Provided material:
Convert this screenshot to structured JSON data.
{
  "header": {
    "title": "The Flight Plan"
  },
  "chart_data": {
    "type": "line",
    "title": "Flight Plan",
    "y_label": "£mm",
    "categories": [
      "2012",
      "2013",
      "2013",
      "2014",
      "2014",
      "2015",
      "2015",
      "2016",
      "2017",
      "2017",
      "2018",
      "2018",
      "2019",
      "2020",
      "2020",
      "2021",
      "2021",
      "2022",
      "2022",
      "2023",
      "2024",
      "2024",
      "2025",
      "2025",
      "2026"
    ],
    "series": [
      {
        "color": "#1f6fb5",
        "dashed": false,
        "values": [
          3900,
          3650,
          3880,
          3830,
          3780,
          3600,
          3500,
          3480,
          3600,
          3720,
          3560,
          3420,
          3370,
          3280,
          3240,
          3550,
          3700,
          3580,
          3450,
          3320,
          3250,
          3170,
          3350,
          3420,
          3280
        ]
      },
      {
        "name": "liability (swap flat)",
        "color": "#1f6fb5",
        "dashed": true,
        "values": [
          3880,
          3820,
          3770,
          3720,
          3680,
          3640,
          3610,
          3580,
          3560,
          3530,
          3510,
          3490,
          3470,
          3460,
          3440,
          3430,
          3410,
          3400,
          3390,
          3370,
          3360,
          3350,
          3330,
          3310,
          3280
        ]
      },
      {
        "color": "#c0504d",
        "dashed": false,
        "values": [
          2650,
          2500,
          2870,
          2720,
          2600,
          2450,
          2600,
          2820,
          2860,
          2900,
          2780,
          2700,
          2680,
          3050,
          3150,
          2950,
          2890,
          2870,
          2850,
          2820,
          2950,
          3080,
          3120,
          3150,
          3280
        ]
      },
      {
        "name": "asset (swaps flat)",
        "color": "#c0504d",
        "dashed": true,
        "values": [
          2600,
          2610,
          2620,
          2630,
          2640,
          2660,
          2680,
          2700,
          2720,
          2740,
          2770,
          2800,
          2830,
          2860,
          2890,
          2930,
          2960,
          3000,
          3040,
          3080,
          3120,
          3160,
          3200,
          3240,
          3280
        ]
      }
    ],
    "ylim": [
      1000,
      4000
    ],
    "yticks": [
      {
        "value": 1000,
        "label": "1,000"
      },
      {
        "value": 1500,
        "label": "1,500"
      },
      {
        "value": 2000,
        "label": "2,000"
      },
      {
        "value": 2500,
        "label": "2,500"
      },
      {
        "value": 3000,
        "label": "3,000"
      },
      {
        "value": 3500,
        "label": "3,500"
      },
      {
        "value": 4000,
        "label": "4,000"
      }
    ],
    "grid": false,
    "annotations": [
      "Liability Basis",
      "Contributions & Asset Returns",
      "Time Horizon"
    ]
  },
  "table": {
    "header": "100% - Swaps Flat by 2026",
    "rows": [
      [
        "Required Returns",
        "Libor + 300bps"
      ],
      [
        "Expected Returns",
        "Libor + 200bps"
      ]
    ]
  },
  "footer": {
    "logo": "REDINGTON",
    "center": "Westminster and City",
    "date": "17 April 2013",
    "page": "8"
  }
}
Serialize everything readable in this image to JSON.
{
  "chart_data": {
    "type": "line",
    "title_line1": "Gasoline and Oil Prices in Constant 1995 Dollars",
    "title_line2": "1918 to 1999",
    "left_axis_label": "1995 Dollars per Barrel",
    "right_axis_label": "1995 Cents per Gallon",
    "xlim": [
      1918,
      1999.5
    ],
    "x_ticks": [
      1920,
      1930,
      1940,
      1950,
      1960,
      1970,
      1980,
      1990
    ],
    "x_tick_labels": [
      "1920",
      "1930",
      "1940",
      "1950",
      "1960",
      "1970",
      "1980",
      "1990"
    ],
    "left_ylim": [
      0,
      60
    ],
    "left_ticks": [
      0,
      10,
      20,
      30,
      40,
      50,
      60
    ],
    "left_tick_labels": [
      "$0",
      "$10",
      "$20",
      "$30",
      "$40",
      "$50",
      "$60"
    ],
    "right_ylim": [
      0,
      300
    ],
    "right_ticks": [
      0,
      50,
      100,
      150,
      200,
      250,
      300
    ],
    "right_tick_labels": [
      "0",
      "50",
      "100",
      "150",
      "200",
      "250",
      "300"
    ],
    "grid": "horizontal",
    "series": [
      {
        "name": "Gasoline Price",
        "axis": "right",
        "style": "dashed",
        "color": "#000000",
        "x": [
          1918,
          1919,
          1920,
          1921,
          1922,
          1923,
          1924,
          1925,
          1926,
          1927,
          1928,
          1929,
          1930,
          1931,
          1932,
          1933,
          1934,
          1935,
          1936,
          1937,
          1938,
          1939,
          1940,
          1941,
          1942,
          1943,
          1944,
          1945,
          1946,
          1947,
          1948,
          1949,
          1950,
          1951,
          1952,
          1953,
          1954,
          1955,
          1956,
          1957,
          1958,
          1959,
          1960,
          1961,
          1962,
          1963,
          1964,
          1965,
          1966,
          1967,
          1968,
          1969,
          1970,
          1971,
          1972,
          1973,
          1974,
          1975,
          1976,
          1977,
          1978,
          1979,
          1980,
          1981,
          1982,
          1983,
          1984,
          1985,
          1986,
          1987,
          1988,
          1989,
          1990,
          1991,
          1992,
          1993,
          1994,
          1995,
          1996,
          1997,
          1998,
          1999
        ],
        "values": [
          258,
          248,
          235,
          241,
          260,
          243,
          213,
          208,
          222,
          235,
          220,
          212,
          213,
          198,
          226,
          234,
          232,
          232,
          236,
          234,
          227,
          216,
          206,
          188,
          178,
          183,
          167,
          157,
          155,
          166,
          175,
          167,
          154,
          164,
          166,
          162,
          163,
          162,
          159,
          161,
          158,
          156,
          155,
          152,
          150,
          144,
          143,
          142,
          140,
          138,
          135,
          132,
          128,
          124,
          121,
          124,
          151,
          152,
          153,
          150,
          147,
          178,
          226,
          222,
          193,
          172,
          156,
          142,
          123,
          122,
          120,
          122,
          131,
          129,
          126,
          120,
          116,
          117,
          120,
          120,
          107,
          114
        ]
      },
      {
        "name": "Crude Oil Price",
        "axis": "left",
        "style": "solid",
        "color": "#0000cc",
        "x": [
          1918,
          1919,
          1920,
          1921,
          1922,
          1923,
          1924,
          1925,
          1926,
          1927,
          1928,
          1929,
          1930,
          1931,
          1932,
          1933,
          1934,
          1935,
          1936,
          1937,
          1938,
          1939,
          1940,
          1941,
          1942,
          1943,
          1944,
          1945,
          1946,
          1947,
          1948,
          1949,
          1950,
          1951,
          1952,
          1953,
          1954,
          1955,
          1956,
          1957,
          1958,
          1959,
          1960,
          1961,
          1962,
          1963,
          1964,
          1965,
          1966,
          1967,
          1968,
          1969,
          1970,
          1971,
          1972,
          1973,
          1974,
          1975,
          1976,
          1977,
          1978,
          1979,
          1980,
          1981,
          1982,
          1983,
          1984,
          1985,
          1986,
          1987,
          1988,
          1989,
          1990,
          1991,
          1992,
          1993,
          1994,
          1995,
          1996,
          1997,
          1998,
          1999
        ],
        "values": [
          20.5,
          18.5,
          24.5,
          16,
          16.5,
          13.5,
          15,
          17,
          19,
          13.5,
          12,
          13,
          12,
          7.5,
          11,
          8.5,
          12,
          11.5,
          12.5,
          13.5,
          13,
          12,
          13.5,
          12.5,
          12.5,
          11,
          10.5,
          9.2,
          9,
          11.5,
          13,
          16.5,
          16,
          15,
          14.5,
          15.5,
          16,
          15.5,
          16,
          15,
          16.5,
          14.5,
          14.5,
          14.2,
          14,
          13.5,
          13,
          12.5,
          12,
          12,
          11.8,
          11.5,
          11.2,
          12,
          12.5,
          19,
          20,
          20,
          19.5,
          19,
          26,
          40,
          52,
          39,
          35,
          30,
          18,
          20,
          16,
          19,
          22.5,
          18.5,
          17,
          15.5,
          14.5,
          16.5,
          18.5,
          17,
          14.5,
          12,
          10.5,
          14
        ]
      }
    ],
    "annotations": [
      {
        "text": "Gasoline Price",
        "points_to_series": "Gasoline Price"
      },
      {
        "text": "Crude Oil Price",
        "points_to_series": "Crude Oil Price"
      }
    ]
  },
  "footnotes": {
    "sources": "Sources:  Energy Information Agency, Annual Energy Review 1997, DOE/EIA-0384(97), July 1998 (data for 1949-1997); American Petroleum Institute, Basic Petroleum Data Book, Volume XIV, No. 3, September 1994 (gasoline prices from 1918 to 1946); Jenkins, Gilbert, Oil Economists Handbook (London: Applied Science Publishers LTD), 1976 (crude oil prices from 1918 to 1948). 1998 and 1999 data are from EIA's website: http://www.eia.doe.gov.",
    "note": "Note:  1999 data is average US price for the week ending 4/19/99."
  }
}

Written request:
Give only the number of lines in the material above that include the word "Flight".

Solution to this exercise:
2